### Aim of the exercise
Would you transcribe the listing that follows, character for character, and omit its images?

(Part of a data file)
----
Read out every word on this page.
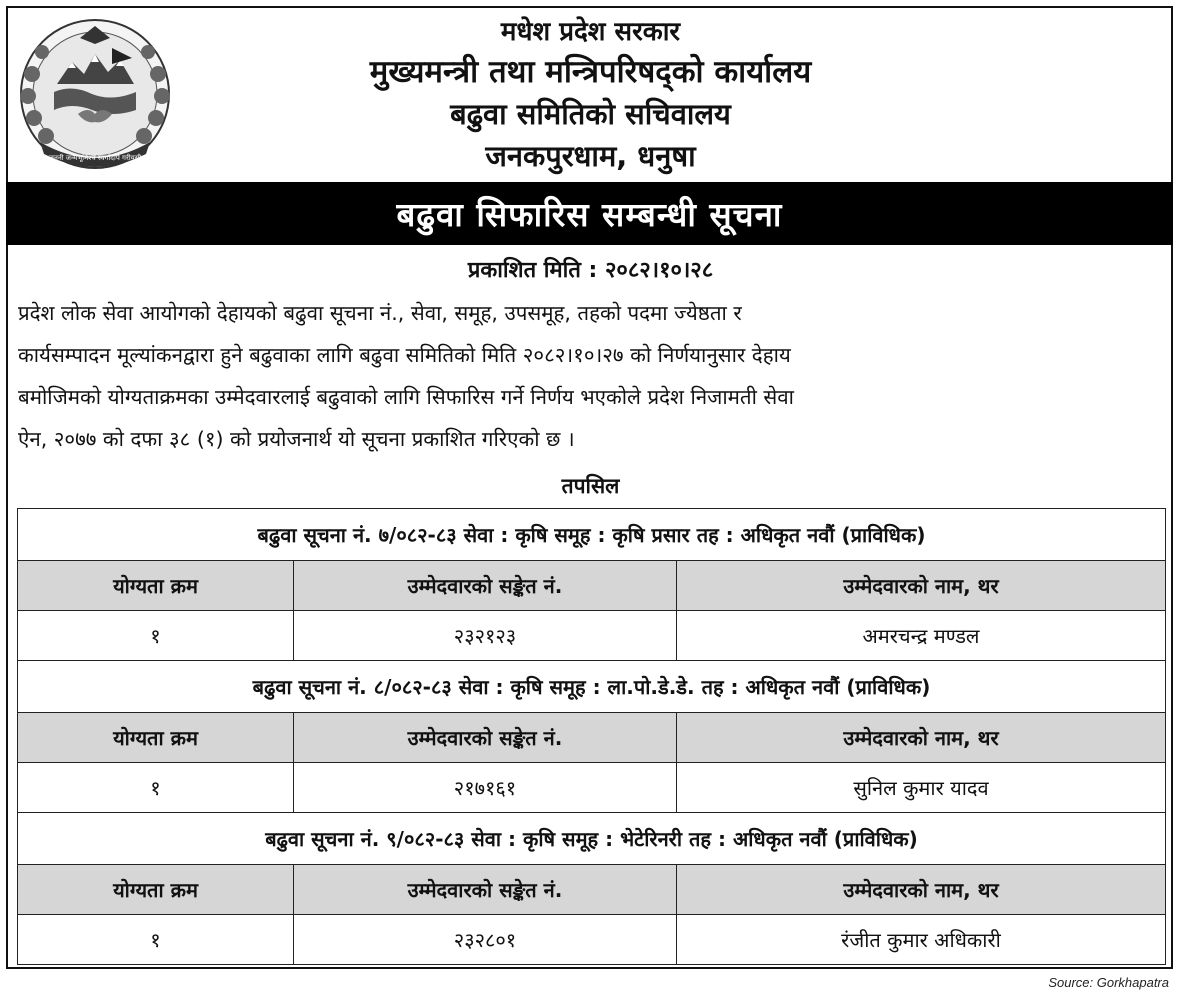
जननी जन्मभूमिश्च स्वर्गादपि गरीयसी
मधेश प्रदेश सरकार
मुख्यमन्त्री तथा मन्त्रिपरिषद्को कार्यालय
बढुवा समितिको सचिवालय
जनकपुरधाम, धनुषा
बढुवा सिफारिस सम्बन्धी सूचना
प्रकाशित मिति : २०८२।१०।२८
प्रदेश लोक सेवा आयोगको देहायको बढुवा सूचना नं., सेवा, समूह, उपसमूह, तहको पदमा ज्येष्ठता र
कार्यसम्पादन मूल्यांकनद्वारा हुने बढुवाका लागि बढुवा समितिको मिति २०८२।१०।२७ को निर्णयानुसार देहाय
बमोजिमको योग्यताक्रमका उम्मेदवारलाई बढुवाको लागि सिफारिस गर्ने निर्णय भएकोले प्रदेश निजामती सेवा
ऐन, २०७७ को दफा ३८ (१) को प्रयोजनार्थ यो सूचना प्रकाशित गरिएको छ ।
तपसिल
बढुवा सूचना नं. ७/०८२-८३ सेवा : कृषि समूह : कृषि प्रसार तह : अधिकृत नवौं (प्राविधिक)		
योग्यता क्रम	उम्मेदवारको सङ्केत नं.	उम्मेदवारको नाम, थर
१	२३२१२३	अमरचन्द्र मण्डल
बढुवा सूचना नं. ८/०८२-८३ सेवा : कृषि समूह : ला.पो.डे.डे. तह : अधिकृत नवौं (प्राविधिक)		
योग्यता क्रम	उम्मेदवारको सङ्केत नं.	उम्मेदवारको नाम, थर
१	२१७१६१	सुनिल कुमार यादव
बढुवा सूचना नं. ९/०८२-८३ सेवा : कृषि समूह : भेटेरिनरी तह : अधिकृत नवौं (प्राविधिक)		
योग्यता क्रम	उम्मेदवारको सङ्केत नं.	उम्मेदवारको नाम, थर
१	२३२८०१	रंजीत कुमार अधिकारी
Source: Gorkhapatra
----
### Task answer
Read out every word on this page.
जननी जन्मभूमिश्च स्वर्गादपि गरीयसी
मधेश प्रदेश सरकार
मुख्यमन्त्री तथा मन्त्रिपरिषद्को कार्यालय
बढुवा समितिको सचिवालय
जनकपुरधाम, धनुषा
बढुवा सिफारिस सम्बन्धी सूचना
प्रकाशित मिति : २०८२।१०।२८
प्रदेश लोक सेवा आयोगको देहायको बढुवा सूचना नं., सेवा, समूह, उपसमूह, तहको पदमा ज्येष्ठता र
कार्यसम्पादन मूल्यांकनद्वारा हुने बढुवाका लागि बढुवा समितिको मिति २०८२।१०।२७ को निर्णयानुसार देहाय
बमोजिमको योग्यताक्रमका उम्मेदवारलाई बढुवाको लागि सिफारिस गर्ने निर्णय भएकोले प्रदेश निजामती सेवा
ऐन, २०७७ को दफा ३८ (१) को प्रयोजनार्थ यो सूचना प्रकाशित गरिएको छ ।
तपसिल
बढुवा सूचना नं. ७/०८२-८३ सेवा : कृषि समूह : कृषि प्रसार तह : अधिकृत नवौं (प्राविधिक)		
योग्यता क्रम	उम्मेदवारको सङ्केत नं.	उम्मेदवारको नाम, थर
१	२३२१२३	अमरचन्द्र मण्डल
बढुवा सूचना नं. ८/०८२-८३ सेवा : कृषि समूह : ला.पो.डे.डे. तह : अधिकृत नवौं (प्राविधिक)		
योग्यता क्रम	उम्मेदवारको सङ्केत नं.	उम्मेदवारको नाम, थर
१	२१७१६१	सुनिल कुमार यादव
बढुवा सूचना नं. ९/०८२-८३ सेवा : कृषि समूह : भेटेरिनरी तह : अधिकृत नवौं (प्राविधिक)		
योग्यता क्रम	उम्मेदवारको सङ्केत नं.	उम्मेदवारको नाम, थर
१	२३२८०१	रंजीत कुमार अधिकारी
Source: Gorkhapatra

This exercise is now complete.